Element region listings

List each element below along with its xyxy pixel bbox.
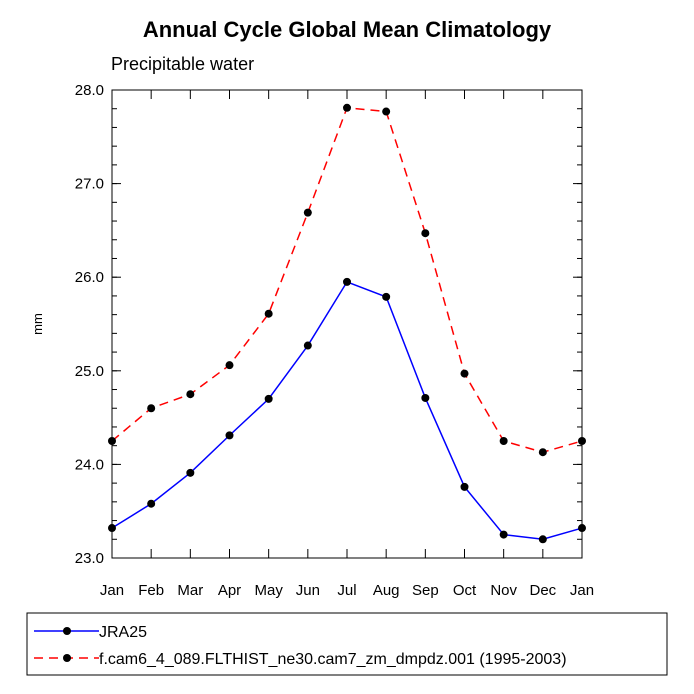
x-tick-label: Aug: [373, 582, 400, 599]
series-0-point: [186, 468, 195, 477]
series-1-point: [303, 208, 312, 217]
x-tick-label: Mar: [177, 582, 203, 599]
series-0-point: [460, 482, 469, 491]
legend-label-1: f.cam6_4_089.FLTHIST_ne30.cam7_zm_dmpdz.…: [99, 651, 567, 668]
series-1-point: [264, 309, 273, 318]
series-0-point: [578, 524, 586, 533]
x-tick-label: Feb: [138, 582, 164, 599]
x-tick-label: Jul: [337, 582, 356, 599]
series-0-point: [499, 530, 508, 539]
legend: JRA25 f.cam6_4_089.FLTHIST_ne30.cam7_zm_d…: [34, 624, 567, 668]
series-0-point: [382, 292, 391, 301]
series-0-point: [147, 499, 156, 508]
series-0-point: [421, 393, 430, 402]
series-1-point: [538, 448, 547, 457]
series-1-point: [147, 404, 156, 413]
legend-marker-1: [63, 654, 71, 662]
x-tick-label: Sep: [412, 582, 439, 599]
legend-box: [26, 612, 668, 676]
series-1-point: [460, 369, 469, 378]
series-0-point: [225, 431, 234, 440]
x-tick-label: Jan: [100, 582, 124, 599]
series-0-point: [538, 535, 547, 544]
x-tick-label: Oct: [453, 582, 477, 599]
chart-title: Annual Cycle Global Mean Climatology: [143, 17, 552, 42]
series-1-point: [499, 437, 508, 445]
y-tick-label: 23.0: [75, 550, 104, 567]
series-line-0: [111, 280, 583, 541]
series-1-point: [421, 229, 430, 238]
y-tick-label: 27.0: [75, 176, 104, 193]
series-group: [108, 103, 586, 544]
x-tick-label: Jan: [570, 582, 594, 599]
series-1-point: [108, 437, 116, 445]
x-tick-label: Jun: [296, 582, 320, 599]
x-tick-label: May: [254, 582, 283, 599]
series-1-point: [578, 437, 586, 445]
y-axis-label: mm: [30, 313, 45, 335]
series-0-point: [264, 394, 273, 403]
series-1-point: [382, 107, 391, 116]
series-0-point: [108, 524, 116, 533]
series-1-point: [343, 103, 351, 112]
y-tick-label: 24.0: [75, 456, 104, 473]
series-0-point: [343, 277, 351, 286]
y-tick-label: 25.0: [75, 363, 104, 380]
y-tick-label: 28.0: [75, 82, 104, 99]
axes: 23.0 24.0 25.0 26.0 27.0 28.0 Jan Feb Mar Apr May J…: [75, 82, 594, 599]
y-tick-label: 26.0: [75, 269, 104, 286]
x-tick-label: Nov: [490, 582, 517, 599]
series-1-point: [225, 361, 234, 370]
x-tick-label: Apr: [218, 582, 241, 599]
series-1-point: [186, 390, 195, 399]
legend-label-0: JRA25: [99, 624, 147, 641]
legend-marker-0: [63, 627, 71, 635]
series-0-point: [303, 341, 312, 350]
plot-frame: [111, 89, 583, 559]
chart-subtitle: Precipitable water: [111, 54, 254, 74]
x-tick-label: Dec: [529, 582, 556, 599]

- SET TASK
Show every line in the entries that contains the string "chart", treating uppercase and lowercase as different.

- IN RESPONSE
chart-title: Annual Cycle Global Mean Climatology: [143, 17, 552, 42]
chart-subtitle: Precipitable water: [111, 54, 254, 74]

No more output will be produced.